WHAT TO PRODUCE
Check the listing below for lines with the word "this" and say how many there are, with nothing but the number.

##### MATERIAL PROVIDED #####

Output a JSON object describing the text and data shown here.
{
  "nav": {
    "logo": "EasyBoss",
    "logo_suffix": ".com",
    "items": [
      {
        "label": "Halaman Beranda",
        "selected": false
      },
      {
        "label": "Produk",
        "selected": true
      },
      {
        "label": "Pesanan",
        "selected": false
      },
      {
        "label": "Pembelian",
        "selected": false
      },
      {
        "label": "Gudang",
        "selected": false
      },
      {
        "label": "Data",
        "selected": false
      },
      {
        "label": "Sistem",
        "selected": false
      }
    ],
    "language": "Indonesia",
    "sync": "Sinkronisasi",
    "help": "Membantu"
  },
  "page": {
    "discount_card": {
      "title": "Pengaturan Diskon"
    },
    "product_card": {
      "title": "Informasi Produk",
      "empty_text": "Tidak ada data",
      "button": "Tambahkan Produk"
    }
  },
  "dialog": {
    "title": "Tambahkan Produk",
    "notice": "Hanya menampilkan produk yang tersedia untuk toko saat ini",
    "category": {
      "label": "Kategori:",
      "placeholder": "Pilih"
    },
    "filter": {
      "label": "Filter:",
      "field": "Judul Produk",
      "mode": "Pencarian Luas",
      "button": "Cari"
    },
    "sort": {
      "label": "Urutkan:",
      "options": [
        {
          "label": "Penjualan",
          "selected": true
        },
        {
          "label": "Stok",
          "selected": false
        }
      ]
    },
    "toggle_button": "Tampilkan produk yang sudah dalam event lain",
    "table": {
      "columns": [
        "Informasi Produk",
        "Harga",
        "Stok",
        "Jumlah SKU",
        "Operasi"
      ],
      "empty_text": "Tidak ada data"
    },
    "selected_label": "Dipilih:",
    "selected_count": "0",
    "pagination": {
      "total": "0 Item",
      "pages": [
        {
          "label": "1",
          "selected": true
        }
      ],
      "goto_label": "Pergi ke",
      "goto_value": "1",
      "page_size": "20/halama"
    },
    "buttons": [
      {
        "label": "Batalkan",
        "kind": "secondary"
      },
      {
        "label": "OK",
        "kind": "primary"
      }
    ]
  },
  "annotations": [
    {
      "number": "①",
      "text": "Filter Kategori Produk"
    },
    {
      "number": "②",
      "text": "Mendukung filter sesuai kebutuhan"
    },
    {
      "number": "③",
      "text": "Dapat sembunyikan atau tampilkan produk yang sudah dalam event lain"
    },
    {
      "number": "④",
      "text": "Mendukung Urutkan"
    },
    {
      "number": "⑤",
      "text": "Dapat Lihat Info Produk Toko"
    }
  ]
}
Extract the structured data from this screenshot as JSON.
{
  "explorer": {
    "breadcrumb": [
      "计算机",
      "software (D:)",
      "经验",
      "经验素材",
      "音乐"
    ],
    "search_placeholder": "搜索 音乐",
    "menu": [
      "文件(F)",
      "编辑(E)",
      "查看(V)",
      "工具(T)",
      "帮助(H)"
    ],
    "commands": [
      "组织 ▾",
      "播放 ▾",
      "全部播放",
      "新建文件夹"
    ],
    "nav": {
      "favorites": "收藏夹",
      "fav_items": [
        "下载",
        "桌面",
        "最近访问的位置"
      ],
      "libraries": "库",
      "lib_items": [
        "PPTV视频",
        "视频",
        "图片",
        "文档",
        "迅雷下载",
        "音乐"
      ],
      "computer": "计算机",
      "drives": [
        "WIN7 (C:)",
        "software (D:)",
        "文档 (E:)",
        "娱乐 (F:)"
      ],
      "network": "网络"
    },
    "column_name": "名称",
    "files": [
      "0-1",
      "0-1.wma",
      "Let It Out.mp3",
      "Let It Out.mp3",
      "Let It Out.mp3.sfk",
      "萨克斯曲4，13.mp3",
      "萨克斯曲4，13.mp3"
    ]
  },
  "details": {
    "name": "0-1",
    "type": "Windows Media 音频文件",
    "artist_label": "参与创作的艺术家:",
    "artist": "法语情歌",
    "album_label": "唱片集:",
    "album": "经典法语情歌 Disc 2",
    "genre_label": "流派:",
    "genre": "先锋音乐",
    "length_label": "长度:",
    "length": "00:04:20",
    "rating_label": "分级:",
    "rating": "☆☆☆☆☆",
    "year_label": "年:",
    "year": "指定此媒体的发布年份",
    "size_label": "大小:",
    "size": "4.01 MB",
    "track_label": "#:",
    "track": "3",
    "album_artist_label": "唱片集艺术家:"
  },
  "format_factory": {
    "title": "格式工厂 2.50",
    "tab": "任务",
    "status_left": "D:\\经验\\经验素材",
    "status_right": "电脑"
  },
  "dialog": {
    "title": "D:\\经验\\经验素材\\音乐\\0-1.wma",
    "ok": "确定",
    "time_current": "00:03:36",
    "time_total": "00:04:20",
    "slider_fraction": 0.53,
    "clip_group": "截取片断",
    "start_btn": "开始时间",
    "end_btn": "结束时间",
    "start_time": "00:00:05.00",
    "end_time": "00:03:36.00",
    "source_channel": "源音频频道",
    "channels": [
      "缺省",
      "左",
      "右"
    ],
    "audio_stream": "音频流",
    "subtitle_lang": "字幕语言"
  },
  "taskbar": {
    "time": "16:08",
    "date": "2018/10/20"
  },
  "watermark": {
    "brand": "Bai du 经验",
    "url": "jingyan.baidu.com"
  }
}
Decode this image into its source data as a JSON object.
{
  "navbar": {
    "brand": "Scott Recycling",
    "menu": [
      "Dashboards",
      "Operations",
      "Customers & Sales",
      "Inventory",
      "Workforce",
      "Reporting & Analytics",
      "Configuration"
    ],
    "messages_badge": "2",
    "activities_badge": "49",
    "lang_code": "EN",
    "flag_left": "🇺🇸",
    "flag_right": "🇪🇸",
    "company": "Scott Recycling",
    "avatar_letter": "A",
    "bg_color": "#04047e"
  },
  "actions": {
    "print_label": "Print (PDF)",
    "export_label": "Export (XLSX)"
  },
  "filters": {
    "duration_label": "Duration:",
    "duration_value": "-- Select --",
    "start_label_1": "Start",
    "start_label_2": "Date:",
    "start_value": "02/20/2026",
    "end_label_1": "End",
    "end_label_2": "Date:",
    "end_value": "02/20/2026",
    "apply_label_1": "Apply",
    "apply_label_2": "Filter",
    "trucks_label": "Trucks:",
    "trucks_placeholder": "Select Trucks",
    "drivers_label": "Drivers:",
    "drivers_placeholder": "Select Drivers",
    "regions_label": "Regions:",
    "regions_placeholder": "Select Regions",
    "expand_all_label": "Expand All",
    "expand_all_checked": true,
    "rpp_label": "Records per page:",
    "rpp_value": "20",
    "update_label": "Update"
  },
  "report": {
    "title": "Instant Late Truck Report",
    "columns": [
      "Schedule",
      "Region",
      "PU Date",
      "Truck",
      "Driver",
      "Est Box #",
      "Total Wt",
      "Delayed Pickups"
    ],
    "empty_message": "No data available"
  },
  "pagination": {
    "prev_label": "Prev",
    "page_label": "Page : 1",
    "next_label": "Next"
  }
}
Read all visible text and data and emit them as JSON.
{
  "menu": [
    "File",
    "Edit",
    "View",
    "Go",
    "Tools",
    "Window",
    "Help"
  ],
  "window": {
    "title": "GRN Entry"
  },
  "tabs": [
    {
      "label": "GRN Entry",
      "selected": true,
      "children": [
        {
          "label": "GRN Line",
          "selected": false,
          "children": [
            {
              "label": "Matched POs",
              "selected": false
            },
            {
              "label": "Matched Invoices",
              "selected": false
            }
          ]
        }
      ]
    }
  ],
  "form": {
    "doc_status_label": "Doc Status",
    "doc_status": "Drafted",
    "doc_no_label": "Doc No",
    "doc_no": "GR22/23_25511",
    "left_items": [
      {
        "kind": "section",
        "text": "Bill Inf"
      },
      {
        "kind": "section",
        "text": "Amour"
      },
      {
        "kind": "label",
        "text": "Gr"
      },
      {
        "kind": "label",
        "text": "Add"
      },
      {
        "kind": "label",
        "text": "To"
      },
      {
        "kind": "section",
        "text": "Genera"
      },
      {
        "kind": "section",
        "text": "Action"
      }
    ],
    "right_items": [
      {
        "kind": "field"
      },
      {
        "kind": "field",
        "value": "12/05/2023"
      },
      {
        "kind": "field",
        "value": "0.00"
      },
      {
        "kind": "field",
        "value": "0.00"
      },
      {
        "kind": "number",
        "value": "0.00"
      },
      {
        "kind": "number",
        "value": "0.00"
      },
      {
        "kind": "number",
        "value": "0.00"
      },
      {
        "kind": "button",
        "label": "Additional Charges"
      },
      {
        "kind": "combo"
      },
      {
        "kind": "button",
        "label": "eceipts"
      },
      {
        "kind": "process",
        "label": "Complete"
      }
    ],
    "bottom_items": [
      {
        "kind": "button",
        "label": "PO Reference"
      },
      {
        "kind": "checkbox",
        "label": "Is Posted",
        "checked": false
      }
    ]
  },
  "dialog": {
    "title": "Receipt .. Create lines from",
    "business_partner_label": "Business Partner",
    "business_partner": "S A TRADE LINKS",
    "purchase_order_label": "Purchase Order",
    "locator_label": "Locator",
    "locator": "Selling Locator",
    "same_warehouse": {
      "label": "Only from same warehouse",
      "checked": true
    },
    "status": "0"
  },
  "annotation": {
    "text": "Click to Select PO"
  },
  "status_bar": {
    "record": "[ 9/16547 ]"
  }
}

#####

TASK RESULT
2